Stated task:
Select all lines holding the word "interface" from the entries that follow.

Exercise data:
------------------------------

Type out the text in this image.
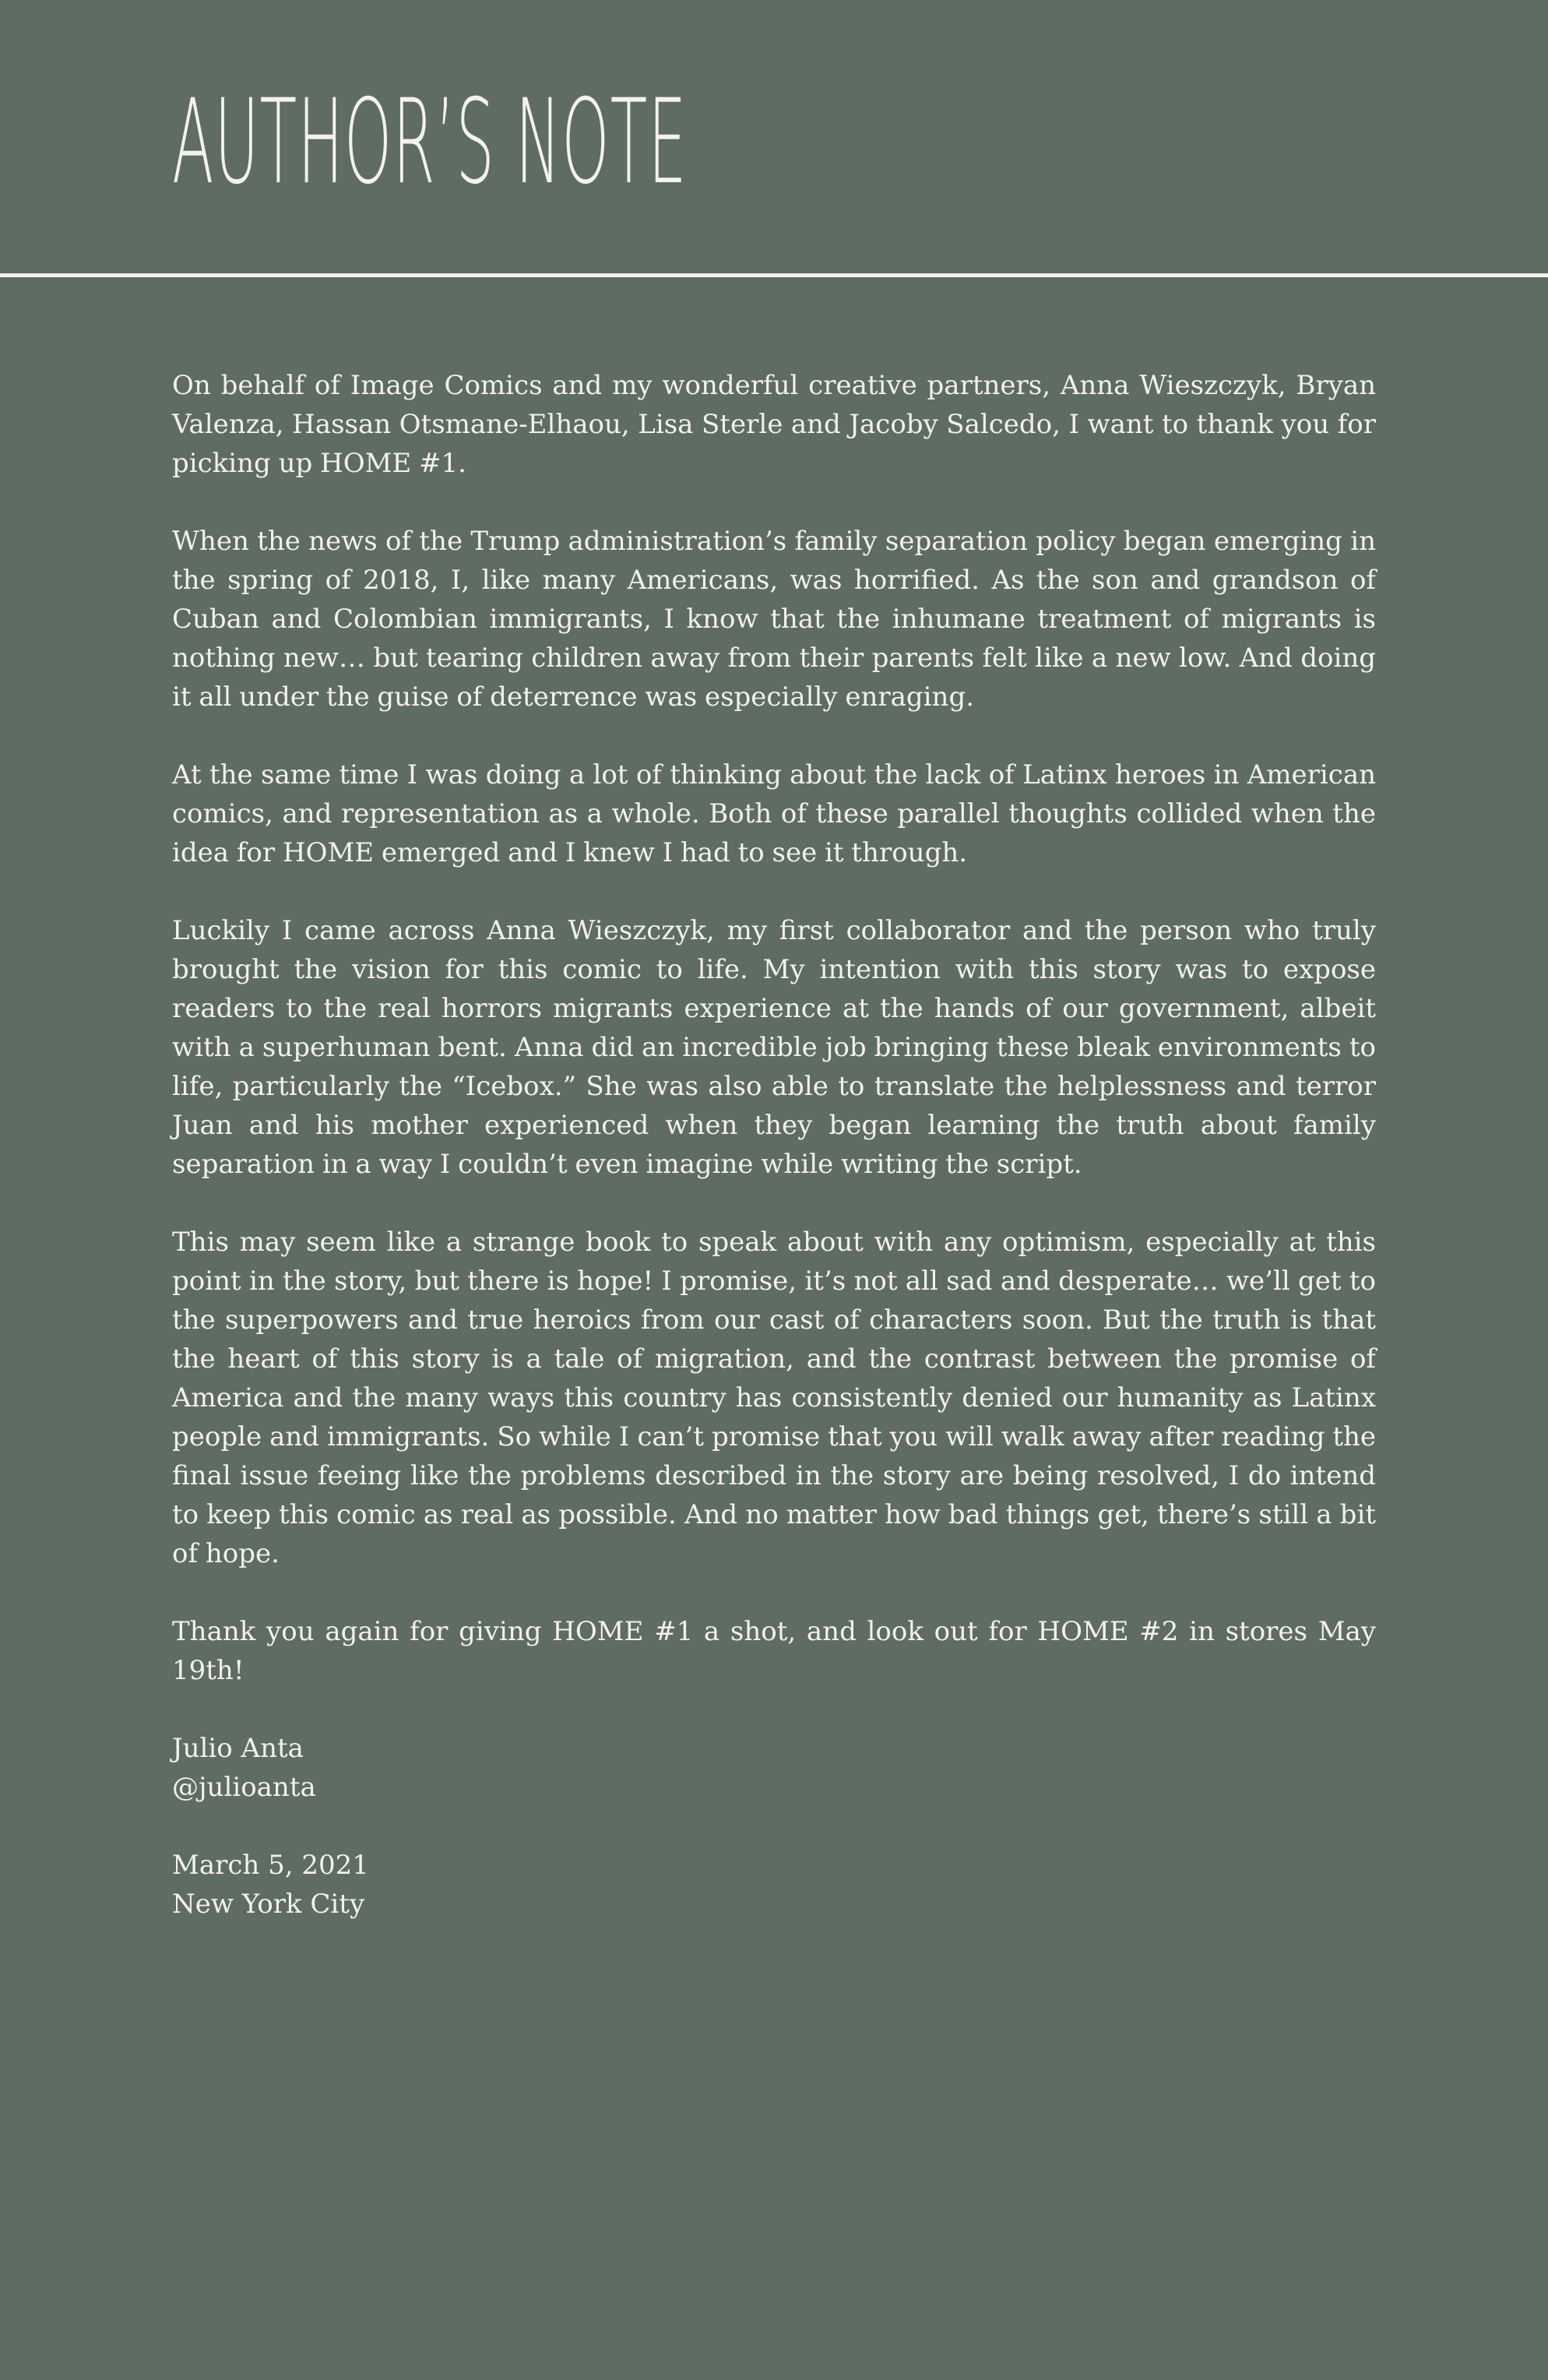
AUTHOR’S NOTE

On behalf of Image Comics and my wonderful creative partners, Anna Wieszczyk, Bryan Valenza, Hassan Otsmane-Elhaou, Lisa Sterle and Jacoby Salcedo, I want to thank you for picking up HOME #1.

When the news of the Trump administration’s family separation policy began emerging in the spring of 2018, I, like many Americans, was horrified. As the son and grandson of Cuban and Colombian immigrants, I know that the inhumane treatment of migrants is nothing new… but tearing children away from their parents felt like a new low. And doing it all under the guise of deterrence was especially enraging.

At the same time I was doing a lot of thinking about the lack of Latinx heroes in American comics, and representation as a whole. Both of these parallel thoughts collided when the idea for HOME emerged and I knew I had to see it through.

Luckily I came across Anna Wieszczyk, my first collaborator and the person who truly brought the vision for this comic to life. My intention with this story was to expose readers to the real horrors migrants experience at the hands of our government, albeit with a superhuman bent. Anna did an incredible job bringing these bleak environments to life, particularly the “Icebox.” She was also able to translate the helplessness and terror Juan and his mother experienced when they began learning the truth about family separation in a way I couldn’t even imagine while writing the script.

This may seem like a strange book to speak about with any optimism, especially at this point in the story, but there is hope! I promise, it’s not all sad and desperate… we’ll get to the superpowers and true heroics from our cast of characters soon. But the truth is that the heart of this story is a tale of migration, and the contrast between the promise of America and the many ways this country has consistently denied our humanity as Latinx people and immigrants. So while I can’t promise that you will walk away after reading the final issue feeing like the problems described in the story are being resolved, I do intend to keep this comic as real as possible. And no matter how bad things get, there’s still a bit of hope.

Thank you again for giving HOME #1 a shot, and look out for HOME #2 in stores May 19th!

Julio Anta
@julioanta
March 5, 2021
New York City
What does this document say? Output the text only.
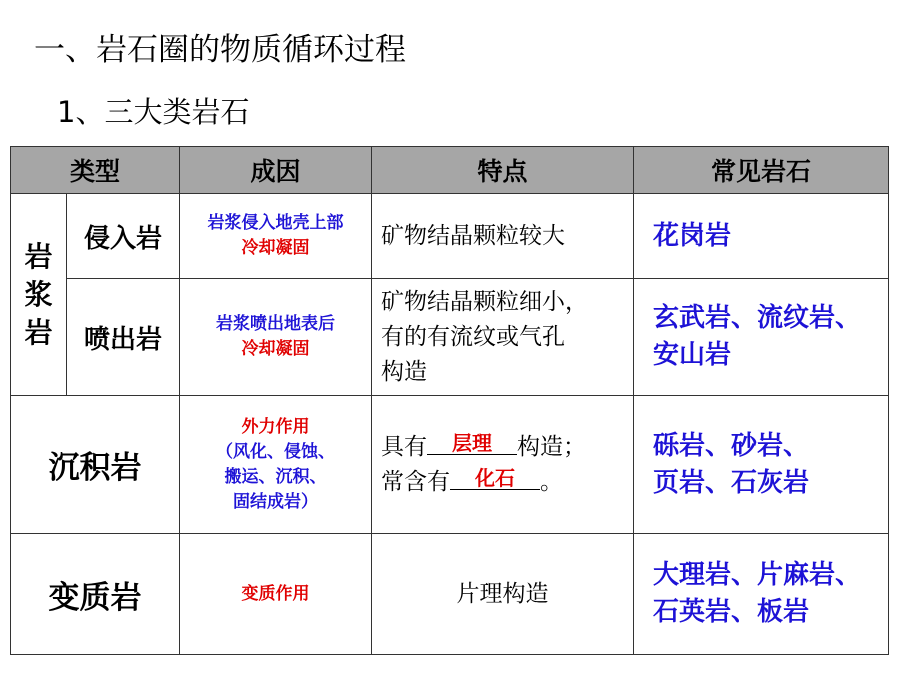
一、岩石圈的物质循环过程
1、三大类岩石
类型		成因	特点	常见岩石

岩
浆
岩	侵入岩	岩浆侵入地壳上部
冷却凝固	矿物结晶颗粒较大	花岗岩

	喷出岩	岩浆喷出地表后
冷却凝固	矿物结晶颗粒细小，
有的有流纹或气孔
构造	玄武岩、流纹岩、
安山岩

沉积岩		外力作用
（风化、侵蚀、
搬运、沉积、
固结成岩）	具有 层理 构造；
常含有 化石 。	砾岩、砂岩、
页岩、石灰岩

变质岩		变质作用	片理构造	大理岩、片麻岩、
石英岩、板岩
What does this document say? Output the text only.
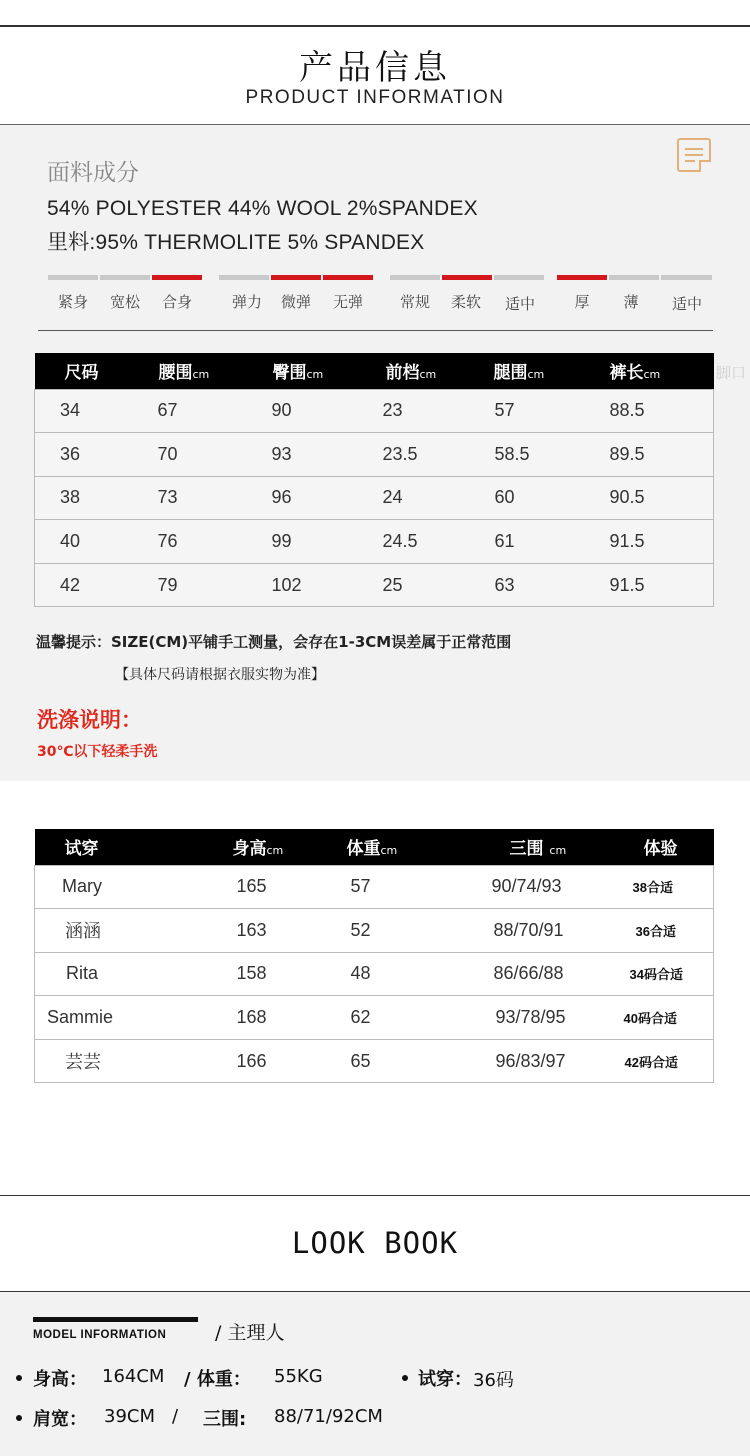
产品信息
PRODUCT INFORMATION
面料成分
54% POLYESTER 44% WOOL 2%SPANDEX
里料:95% THERMOLITE 5% SPANDEX
紧身	宽松	合身	弹力	微弹	无弹	常规	柔软	适中	厚	薄	适中
尺码	腰围cm	臀围cm	前档cm	腿围cm	裤长cm
34	67	90	23	57	88.5
36	70	93	23.5	58.5	89.5
38	73	96	24	60	90.5
40	76	99	24.5	61	91.5
42	79	102	25	63	91.5
脚口
温馨提示：SIZE(CM)平铺手工测量，会存在1-3CM误差属于正常范围
【具体尺码请根据衣服实物为准】
洗涤说明：
30℃以下轻柔手洗
试穿	身高cm	体重cm	三围 cm	体验
Mary	165	57	90/74/93	38合适
涵涵	163	52	88/70/91	36合适
Rita	158	48	86/66/88	34码合适
Sammie	168	62	93/78/95	40码合适
芸芸	166	65	96/83/97	42码合适
LOOK BOOK
MODEL INFORMATION	/ 主理人
身高： 164CM / 体重： 55KG	试穿： 36码
肩宽： 39CM / 三围: 88/71/92CM
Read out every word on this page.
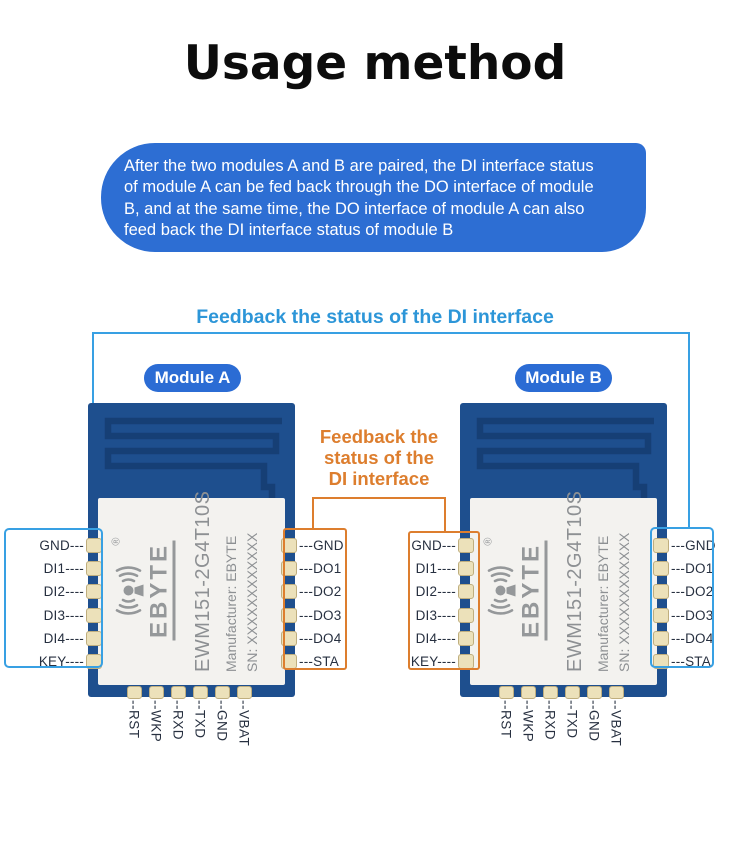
Usage method
After the two modules A and B are paired, the DI interface status
of module A can be fed back through the DO interface of module
B, and at the same time, the DO interface of module A can also
feed back the DI interface status of module B
Feedback the status of the DI interface
Feedback the
status of the
DI interface
Module A	Module B
®
EBYTE EWM151-2G4T10S Manufacturer: EBYTE SN: XXXXXXXXXXXX
GND---
DI1----
DI2----
DI3----
DI4----
KEY----
---GND
---DO1
---DO2
---DO3
---DO4
---STA
--RST --WKP --RXD --TXD --GND --VBAT
®
EBYTE EWM151-2G4T10S Manufacturer: EBYTE SN: XXXXXXXXXXXX
GND---
DI1----
DI2----
DI3----
DI4----
KEY----
---GND
---DO1
---DO2
---DO3
---DO4
---STA
--RST --WKP --RXD --TXD --GND --VBAT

------------------------------

The answer:
After the two modules A and B are paired, the DI interface status
of module A can be fed back through the DO interface of module
B, and at the same time, the DO interface of module A can also
feed back the DI interface status of module B
Feedback the status of the DI interface
DI interface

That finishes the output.